[start]

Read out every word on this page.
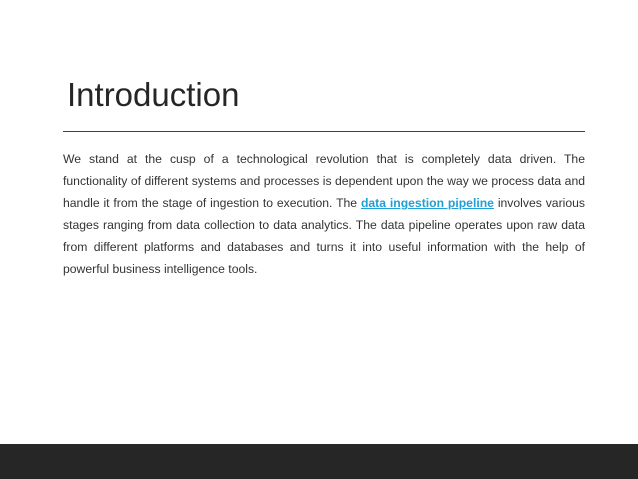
Introduction

We stand at the cusp of a technological revolution that is completely data driven. The functionality of different systems and processes is dependent upon the way we process data and handle it from the stage of ingestion to execution. The data ingestion pipeline involves various stages ranging from data collection to data analytics. The data pipeline operates upon raw data from different platforms and databases and turns it into useful information with the help of powerful business intelligence tools.
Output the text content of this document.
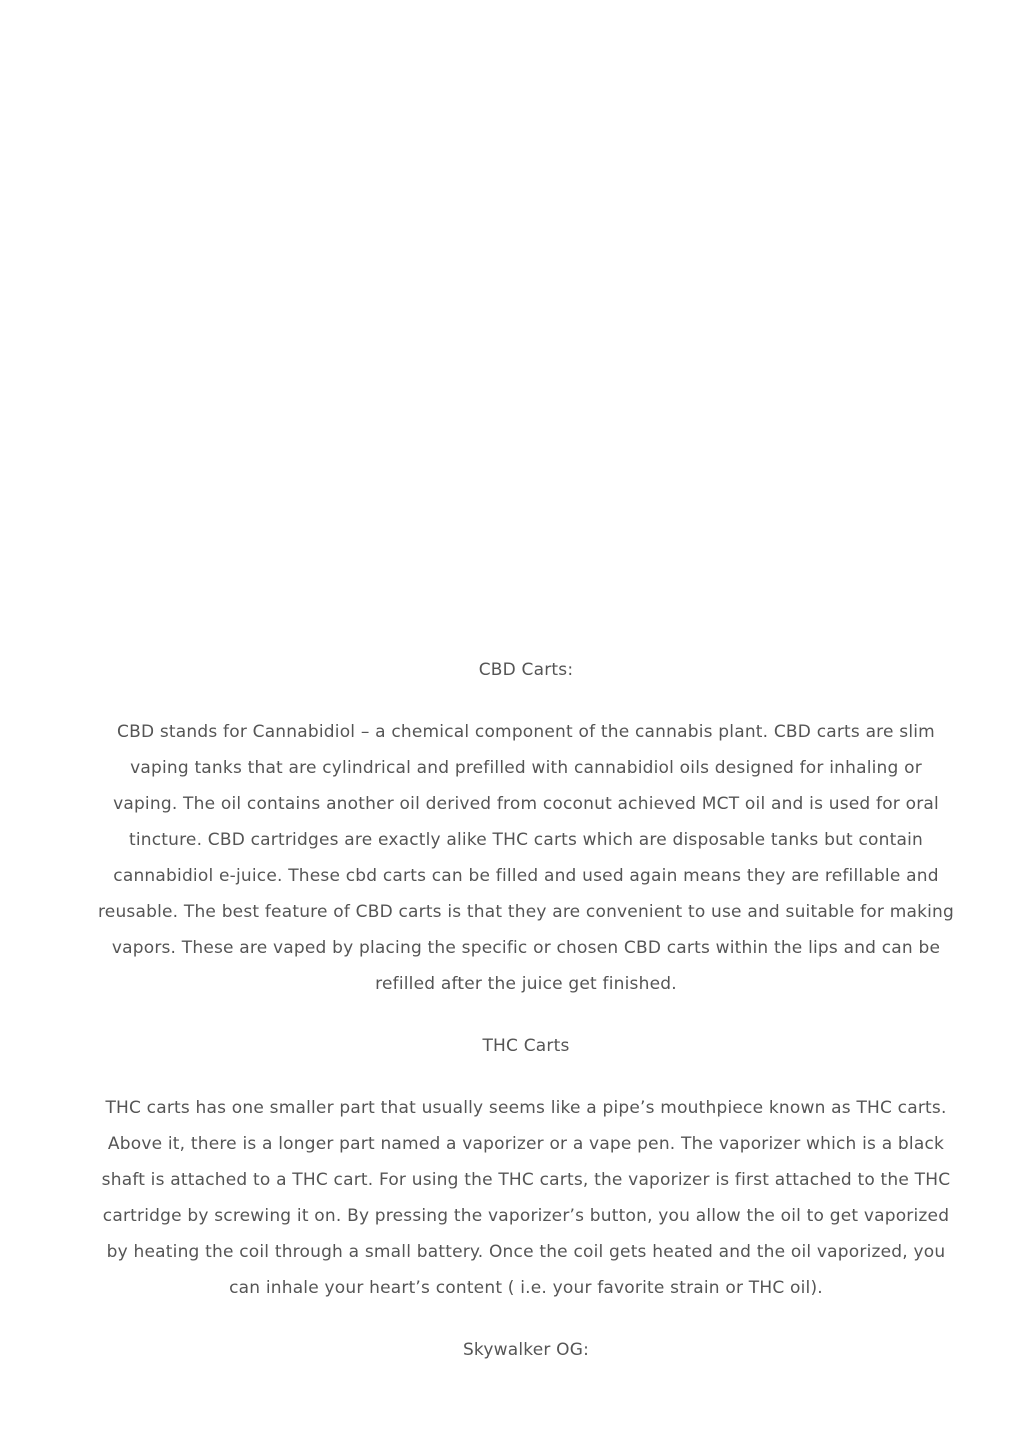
CBD Carts:

CBD stands for Cannabidiol – a chemical component of the cannabis plant. CBD carts are slim vaping tanks that are cylindrical and prefilled with cannabidiol oils designed for inhaling or vaping. The oil contains another oil derived from coconut achieved MCT oil and is used for oral tincture. CBD cartridges are exactly alike THC carts which are disposable tanks but contain cannabidiol e-juice. These cbd carts can be filled and used again means they are refillable and reusable. The best feature of CBD carts is that they are convenient to use and suitable for making vapors. These are vaped by placing the specific or chosen CBD carts within the lips and can be refilled after the juice get finished.

THC Carts

THC carts has one smaller part that usually seems like a pipe’s mouthpiece known as THC carts. Above it, there is a longer part named a vaporizer or a vape pen. The vaporizer which is a black shaft is attached to a THC cart. For using the THC carts, the vaporizer is first attached to the THC cartridge by screwing it on. By pressing the vaporizer’s button, you allow the oil to get vaporized by heating the coil through a small battery. Once the coil gets heated and the oil vaporized, you can inhale your heart’s content ( i.e. your favorite strain or THC oil).

Skywalker OG:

[end]

Copy out every line holding the string "this".

- Expected answer
Read out every word on this page.
Output the text content of this document.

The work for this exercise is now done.